Em consonância com os ODS – Objetivos do Desenvolvimento Sustentável e a Estratégia Global para a Saúde das Mulheres, Crianças e Adolescentes, e aplicando uma abordagem baseada nos direitos humanos, os esforços de cuidados pós-natais devem expandir-se para além da cobertura e da simples sobrevivência, de modo a incluir cuidados de qualidade.
Estas diretrizes visam melhorar a qualidade dos cuidados pós-natais essenciais e de rotina prestados às mulheres e aos recém-nascidos, com o objetivo final de melhorar a saúde e o bem-estar materno e neonatal.

________

O que fazer
A: Explique, em uma a três frases, por que motivo o texto sobre cuidados pós-natais afirma que esses esforços devem ir além da cobertura e da simples sobrevivência.
B: Segundo o texto sobre cuidados pós-natais, a quem são prestados os cuidados cuja qualidade as diretrizes pretendem melhorar?
C: Prossiga o texto sobre cuidados pós-natais a partir da última frase apresentada.

Extrato de dados
________

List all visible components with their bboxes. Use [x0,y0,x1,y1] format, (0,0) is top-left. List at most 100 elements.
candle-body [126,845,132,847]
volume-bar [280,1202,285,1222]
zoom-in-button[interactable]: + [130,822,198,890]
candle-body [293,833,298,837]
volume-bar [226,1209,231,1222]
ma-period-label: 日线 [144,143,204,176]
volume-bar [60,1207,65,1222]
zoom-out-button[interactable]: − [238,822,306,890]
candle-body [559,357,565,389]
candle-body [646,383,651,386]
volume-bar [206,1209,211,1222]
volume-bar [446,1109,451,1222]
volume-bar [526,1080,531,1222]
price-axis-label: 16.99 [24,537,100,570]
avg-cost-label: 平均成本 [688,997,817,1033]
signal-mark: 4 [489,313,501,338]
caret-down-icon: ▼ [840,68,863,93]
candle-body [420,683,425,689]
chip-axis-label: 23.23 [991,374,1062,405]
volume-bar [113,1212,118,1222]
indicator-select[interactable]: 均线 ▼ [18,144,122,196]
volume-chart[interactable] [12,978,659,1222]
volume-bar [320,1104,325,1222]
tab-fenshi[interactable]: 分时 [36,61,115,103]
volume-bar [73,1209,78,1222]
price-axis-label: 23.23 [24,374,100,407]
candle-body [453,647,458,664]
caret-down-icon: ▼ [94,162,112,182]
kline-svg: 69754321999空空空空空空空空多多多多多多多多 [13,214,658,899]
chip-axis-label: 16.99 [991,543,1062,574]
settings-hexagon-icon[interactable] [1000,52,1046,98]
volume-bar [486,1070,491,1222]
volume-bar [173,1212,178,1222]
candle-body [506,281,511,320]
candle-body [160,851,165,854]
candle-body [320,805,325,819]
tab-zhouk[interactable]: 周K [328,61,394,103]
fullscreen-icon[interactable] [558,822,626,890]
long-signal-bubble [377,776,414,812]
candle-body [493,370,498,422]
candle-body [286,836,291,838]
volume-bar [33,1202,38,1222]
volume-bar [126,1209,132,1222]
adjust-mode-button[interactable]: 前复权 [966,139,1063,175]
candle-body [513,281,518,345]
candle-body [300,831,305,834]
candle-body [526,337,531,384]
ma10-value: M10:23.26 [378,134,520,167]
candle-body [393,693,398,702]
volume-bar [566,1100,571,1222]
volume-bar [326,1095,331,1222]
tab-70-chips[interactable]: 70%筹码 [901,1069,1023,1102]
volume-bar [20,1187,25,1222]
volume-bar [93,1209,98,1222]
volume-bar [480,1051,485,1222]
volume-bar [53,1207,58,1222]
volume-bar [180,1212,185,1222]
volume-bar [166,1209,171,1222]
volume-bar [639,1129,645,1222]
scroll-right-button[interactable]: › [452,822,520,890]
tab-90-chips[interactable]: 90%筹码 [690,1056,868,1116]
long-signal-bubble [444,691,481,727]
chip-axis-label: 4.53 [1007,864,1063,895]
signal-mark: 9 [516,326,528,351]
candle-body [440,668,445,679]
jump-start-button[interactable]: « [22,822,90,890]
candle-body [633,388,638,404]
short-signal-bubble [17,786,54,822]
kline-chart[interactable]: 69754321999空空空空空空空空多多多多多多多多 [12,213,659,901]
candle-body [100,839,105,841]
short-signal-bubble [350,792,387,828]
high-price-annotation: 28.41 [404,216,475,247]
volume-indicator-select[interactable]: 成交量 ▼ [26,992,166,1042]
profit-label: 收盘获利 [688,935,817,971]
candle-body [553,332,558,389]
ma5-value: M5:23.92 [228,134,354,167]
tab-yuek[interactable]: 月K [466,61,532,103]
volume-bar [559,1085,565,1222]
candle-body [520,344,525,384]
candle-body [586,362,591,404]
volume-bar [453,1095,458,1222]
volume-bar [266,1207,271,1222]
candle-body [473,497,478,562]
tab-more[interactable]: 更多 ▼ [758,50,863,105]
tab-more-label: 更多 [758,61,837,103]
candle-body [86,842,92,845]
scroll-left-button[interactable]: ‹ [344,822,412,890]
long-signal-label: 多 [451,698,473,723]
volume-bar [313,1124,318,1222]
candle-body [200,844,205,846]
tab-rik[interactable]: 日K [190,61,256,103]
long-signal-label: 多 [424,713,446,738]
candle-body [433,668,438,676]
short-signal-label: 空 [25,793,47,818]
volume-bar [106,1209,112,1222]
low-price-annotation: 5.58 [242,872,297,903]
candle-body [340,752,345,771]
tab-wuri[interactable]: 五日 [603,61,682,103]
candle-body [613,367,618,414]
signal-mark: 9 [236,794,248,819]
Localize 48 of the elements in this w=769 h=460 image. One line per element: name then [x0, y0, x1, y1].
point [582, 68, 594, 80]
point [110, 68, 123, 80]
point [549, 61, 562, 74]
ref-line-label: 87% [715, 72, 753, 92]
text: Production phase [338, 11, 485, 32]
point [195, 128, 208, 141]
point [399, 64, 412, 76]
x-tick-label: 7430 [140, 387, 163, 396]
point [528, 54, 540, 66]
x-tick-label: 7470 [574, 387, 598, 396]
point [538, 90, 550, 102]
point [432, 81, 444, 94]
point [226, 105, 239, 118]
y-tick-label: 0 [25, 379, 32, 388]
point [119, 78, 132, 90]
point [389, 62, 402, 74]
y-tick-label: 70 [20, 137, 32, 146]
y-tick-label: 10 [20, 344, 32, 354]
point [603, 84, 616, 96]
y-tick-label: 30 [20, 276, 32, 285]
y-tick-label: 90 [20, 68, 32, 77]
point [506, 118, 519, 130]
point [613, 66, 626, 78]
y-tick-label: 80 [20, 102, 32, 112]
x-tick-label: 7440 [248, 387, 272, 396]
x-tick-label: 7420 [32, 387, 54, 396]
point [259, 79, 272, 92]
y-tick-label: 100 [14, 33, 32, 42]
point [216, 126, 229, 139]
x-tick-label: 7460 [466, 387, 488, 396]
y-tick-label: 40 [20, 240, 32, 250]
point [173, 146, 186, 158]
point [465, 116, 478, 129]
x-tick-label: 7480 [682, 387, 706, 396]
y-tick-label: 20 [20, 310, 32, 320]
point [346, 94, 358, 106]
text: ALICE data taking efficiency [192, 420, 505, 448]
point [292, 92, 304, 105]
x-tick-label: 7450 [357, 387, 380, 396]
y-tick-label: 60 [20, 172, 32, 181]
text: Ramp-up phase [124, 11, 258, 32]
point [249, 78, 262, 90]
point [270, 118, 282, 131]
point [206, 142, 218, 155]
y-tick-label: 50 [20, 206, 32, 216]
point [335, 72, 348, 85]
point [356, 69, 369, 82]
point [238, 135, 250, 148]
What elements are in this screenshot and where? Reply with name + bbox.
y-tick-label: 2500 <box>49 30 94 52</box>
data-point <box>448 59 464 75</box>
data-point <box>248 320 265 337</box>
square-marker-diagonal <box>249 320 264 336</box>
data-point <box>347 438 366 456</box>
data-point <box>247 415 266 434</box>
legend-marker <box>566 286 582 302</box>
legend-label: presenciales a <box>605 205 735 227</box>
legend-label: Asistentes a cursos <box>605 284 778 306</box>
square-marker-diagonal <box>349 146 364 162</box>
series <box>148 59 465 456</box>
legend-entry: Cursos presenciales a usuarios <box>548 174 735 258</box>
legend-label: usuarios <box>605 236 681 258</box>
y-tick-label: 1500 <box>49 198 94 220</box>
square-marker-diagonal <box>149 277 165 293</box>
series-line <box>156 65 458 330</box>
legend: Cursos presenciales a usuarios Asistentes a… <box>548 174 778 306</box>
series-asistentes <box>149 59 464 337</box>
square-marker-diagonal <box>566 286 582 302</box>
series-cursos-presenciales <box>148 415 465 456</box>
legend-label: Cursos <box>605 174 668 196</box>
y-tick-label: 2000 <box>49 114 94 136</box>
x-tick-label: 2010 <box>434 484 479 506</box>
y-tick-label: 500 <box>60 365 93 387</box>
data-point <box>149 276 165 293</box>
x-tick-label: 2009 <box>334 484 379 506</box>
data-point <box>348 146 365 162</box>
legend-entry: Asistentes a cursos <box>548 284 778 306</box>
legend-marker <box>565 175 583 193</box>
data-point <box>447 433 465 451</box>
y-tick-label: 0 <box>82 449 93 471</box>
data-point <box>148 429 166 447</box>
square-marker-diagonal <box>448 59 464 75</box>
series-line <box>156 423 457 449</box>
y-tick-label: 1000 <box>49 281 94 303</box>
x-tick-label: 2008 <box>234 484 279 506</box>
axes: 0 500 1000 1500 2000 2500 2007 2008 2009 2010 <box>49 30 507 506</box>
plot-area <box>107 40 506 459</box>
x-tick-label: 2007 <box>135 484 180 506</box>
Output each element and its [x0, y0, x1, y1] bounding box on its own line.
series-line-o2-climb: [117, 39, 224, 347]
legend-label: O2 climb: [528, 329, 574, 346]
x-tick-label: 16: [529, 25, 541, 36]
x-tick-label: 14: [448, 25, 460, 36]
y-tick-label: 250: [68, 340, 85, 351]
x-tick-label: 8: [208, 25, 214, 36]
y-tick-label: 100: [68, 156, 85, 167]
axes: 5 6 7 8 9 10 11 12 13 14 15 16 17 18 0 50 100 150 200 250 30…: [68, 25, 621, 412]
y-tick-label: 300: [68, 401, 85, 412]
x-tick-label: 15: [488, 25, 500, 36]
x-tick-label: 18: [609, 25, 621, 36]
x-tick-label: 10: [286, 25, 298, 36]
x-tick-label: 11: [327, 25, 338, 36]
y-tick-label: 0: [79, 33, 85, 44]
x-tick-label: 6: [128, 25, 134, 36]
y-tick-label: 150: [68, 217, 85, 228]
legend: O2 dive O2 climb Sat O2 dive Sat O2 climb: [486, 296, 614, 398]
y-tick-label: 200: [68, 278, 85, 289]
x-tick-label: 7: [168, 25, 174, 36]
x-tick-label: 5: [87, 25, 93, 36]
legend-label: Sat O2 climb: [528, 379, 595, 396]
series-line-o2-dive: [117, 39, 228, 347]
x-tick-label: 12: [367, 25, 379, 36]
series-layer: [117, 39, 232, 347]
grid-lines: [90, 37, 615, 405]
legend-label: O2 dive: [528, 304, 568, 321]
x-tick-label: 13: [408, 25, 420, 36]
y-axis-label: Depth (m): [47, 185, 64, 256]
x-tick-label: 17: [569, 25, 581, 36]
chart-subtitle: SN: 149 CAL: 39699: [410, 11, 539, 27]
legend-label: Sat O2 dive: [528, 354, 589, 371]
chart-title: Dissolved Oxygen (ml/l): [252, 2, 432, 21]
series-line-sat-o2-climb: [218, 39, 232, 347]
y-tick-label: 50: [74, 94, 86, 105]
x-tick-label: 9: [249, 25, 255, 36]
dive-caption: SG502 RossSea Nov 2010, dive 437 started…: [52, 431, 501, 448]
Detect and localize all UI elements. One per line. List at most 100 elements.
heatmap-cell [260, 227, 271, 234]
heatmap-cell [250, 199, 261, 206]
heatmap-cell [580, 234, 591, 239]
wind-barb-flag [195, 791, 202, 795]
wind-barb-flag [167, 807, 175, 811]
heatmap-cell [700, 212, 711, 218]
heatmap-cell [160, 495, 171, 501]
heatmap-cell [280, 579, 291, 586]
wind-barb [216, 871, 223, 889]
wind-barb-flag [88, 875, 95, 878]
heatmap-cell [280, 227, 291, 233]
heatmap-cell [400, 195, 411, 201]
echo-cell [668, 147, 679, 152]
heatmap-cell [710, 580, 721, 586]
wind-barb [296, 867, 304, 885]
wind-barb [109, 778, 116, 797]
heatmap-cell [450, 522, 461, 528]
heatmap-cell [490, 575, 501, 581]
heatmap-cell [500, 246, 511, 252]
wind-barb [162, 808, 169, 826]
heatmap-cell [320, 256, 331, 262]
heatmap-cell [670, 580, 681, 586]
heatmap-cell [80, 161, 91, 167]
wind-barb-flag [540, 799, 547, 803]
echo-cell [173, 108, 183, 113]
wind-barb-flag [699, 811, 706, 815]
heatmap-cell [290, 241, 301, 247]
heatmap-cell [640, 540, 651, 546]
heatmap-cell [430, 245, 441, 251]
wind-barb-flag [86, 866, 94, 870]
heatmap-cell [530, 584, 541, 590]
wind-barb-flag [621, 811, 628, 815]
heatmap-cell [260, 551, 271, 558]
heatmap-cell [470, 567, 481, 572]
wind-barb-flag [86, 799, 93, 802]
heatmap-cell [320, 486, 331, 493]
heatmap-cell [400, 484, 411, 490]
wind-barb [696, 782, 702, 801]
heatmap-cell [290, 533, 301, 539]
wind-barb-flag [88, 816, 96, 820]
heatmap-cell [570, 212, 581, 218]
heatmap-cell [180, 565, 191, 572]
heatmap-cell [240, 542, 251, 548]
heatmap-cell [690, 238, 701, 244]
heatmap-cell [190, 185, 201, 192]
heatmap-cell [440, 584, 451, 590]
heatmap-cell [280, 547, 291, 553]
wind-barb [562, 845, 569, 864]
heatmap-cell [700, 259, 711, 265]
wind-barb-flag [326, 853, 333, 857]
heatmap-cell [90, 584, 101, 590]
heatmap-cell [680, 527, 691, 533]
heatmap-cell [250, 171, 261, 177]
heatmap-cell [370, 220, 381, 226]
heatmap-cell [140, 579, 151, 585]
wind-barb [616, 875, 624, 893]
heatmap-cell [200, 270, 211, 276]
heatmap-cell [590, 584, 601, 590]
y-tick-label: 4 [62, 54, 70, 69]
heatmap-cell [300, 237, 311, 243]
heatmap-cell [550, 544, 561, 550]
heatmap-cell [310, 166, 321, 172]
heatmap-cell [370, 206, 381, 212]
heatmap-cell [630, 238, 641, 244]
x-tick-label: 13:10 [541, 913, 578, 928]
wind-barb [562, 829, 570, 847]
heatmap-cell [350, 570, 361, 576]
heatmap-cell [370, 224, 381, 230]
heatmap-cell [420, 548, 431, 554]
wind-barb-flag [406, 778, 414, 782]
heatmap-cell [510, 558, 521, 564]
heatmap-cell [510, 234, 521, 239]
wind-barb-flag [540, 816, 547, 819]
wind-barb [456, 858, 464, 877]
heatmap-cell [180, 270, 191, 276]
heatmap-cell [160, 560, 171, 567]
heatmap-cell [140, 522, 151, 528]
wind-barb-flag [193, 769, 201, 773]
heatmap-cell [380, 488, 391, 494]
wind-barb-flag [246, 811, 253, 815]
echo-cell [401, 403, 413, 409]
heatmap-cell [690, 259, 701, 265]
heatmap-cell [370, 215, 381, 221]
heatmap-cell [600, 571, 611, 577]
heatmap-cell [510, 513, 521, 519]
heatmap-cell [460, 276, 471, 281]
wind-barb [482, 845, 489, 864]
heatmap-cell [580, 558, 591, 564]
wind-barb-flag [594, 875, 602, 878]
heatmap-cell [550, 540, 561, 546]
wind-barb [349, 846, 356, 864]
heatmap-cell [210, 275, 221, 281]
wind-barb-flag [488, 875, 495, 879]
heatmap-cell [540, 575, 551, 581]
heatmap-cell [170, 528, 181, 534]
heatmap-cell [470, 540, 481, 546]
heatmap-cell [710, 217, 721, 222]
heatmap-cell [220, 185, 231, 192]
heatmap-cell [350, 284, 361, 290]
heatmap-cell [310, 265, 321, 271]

________

Respostas às tarefas
A: O texto apresenta essa expansão como estando em consonância com os ODS e com a Estratégia Global para a Saúde das Mulheres, Crianças e Adolescentes, e como resultado da aplicação de uma abordagem baseada nos direitos humanos. Por isso, os esforços devem incluir também cuidados de qualidade.

B: Às mulheres e aos recém-nascidos.

C:
Uma “experiência pós-natal positiva” é um resultado importante para todas as mulheres que dão à luz e para os seus recém-nascidos, estabelecendo as bases para a melhoria da saúde e do bem-estar a curto e longo prazo. Uma experiência pós-natal positiva é definida como aquela em que as mulheres, pessoas que gestam, os recém-nascidos, os casais, os pais, os cuidadores e as famílias recebem informação consistente, garantia e apoio de profissionais de saúde motivados; e onde um sistema de saúde flexível e com recursos reconheça as necessidades das mulheres e dos bebês e respeite o seu contexto cultural.
Estas diretrizes consolidadas apresentam algumas recomendações novas e já bem fundamentadas sobre cuidados pós-natais de rotina para mulheres e neonatos que recebem cuidados no pós-parto em unidades de saúde ou na comunidade, independentemente dos recursos disponíveis.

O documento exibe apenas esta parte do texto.